Stored data:
-*-
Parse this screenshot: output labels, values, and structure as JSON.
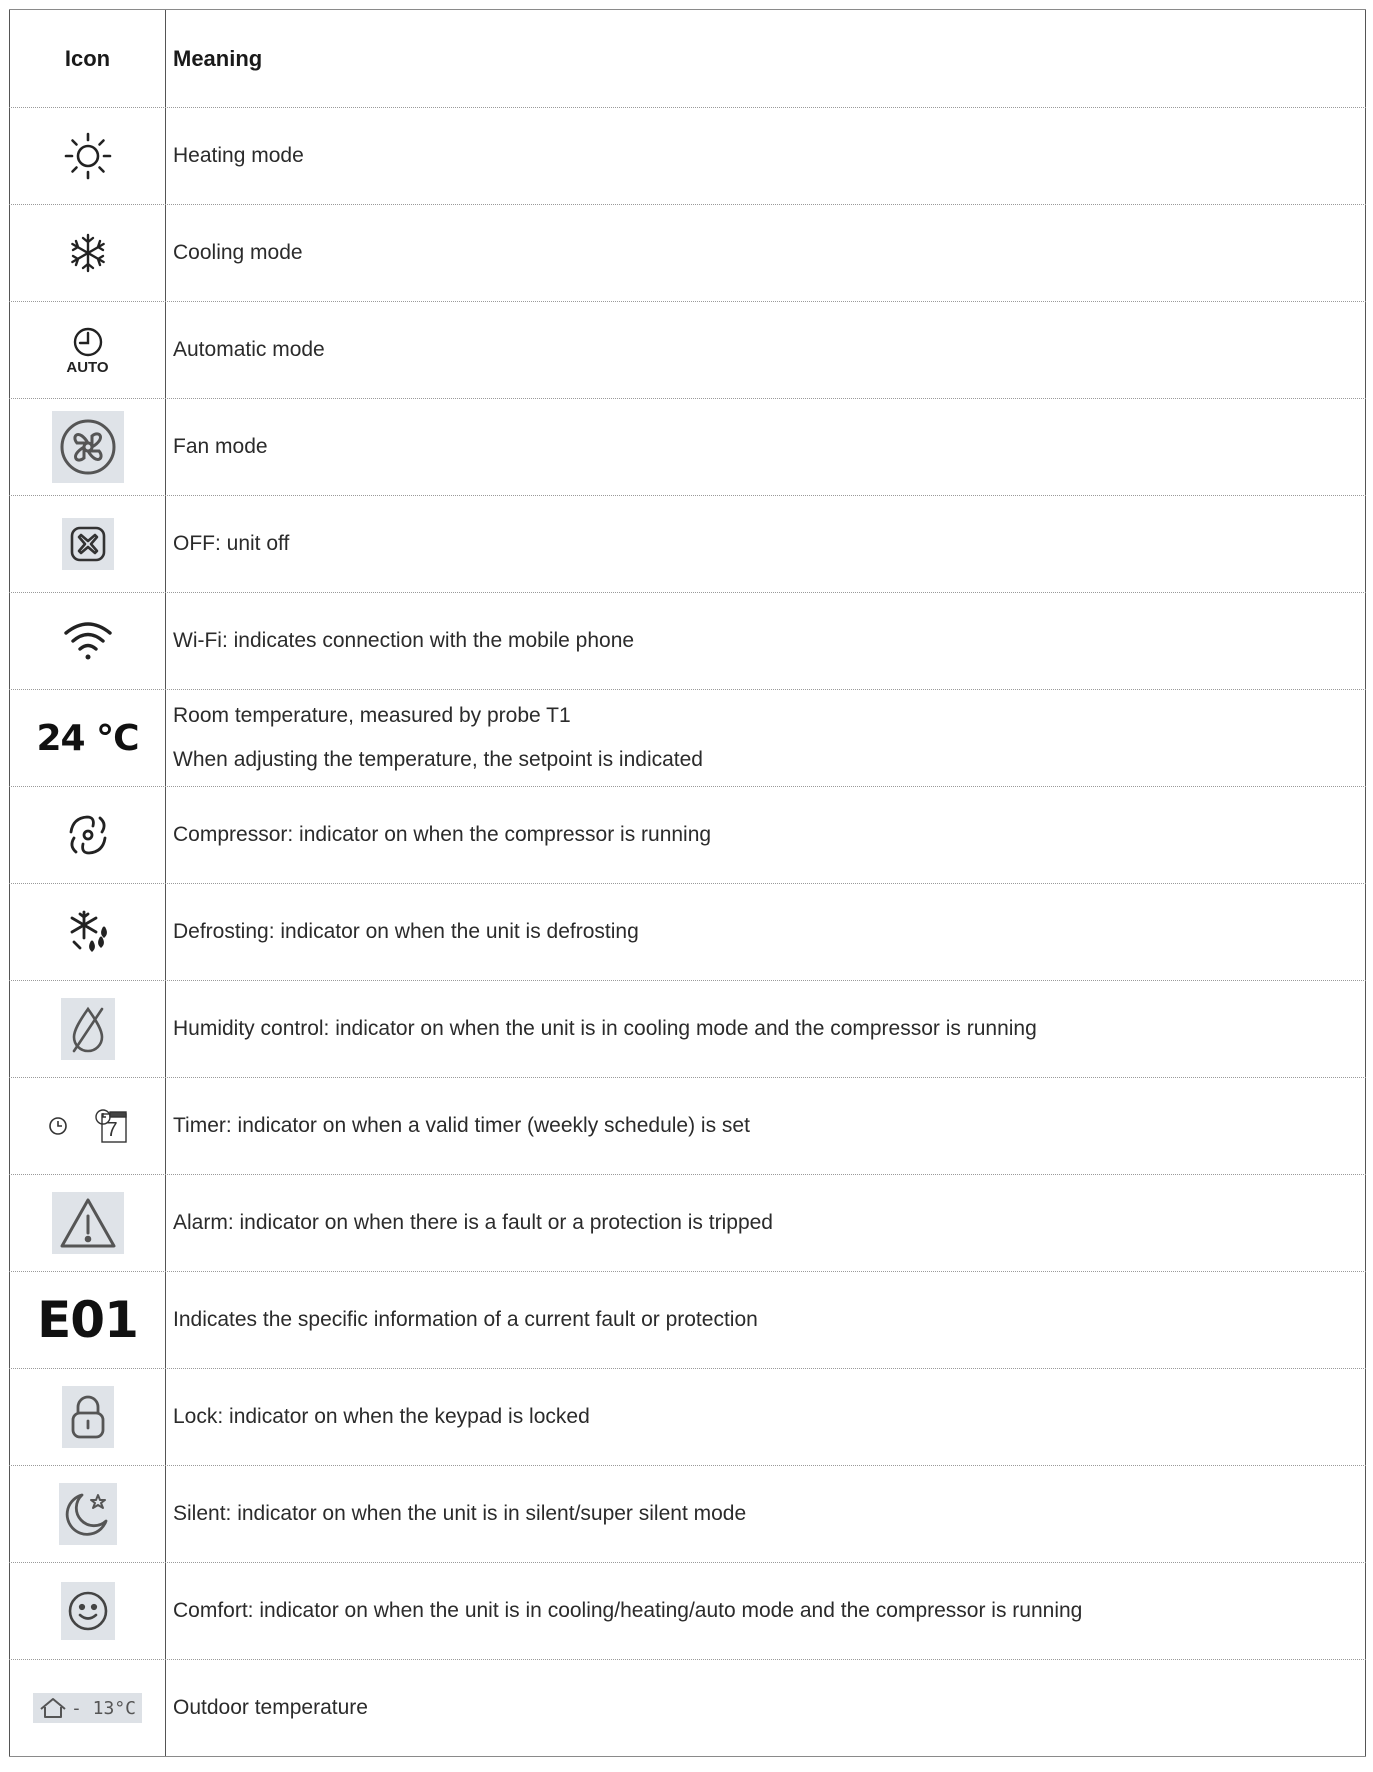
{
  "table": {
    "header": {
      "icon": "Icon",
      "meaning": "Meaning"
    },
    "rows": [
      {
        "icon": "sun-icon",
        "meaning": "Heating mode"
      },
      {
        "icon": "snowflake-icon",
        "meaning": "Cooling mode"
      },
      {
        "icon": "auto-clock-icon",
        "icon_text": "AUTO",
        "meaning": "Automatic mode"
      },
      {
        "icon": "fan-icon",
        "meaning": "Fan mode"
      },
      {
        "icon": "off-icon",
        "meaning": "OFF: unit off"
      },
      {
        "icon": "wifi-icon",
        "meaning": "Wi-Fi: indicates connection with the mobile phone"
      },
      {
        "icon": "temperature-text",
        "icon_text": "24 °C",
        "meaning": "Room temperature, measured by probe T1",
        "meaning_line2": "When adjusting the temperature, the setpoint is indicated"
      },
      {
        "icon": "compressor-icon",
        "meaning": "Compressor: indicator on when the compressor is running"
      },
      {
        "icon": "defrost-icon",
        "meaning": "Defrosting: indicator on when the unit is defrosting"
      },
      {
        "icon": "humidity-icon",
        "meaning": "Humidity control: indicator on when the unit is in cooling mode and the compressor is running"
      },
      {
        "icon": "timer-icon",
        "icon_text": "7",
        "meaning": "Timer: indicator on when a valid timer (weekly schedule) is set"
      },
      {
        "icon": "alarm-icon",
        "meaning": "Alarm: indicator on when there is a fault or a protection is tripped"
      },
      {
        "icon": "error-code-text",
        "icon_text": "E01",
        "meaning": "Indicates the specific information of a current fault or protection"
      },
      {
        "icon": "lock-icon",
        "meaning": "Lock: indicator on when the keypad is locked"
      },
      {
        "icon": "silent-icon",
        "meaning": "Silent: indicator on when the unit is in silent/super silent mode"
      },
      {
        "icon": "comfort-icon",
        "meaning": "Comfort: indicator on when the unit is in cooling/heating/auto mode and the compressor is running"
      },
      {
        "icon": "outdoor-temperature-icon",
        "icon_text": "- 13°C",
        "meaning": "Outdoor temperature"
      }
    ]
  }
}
-*-
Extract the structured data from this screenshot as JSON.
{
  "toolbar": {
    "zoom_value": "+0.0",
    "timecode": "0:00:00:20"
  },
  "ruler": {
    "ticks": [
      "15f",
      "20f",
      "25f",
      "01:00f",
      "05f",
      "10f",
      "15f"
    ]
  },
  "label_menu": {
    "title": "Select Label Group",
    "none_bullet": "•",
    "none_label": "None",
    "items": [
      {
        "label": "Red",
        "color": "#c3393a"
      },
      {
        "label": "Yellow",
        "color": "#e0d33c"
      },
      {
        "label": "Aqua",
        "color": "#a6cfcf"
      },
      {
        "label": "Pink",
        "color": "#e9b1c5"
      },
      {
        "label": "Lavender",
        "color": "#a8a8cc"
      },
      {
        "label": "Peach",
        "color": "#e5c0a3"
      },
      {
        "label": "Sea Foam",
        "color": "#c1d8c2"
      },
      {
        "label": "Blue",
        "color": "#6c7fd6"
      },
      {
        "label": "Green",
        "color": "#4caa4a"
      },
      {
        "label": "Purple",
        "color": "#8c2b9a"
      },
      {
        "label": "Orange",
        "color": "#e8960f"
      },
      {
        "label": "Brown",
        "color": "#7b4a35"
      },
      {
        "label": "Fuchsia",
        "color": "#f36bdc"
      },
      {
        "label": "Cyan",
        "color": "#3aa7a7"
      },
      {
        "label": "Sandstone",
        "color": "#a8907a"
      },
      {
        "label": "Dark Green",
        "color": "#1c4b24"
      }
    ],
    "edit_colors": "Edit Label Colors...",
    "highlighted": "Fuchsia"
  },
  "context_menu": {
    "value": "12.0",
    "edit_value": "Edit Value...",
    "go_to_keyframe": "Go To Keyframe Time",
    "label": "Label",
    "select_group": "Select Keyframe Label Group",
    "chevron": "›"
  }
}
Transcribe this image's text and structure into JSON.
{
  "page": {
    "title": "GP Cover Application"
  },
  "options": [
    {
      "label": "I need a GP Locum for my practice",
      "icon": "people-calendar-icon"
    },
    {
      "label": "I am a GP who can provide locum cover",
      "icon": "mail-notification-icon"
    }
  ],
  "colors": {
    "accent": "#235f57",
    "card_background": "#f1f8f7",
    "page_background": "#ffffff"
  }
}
-*-
Task details ->
Out of the records, collect only those lines that contain the string "temperature".

Written reply ->
        "icon": "temperature-text",
        "meaning": "Room temperature, measured by probe T1",
        "meaning_line2": "When adjusting the temperature, the setpoint is indicated"
        "icon": "outdoor-temperature-icon",
        "meaning": "Outdoor temperature"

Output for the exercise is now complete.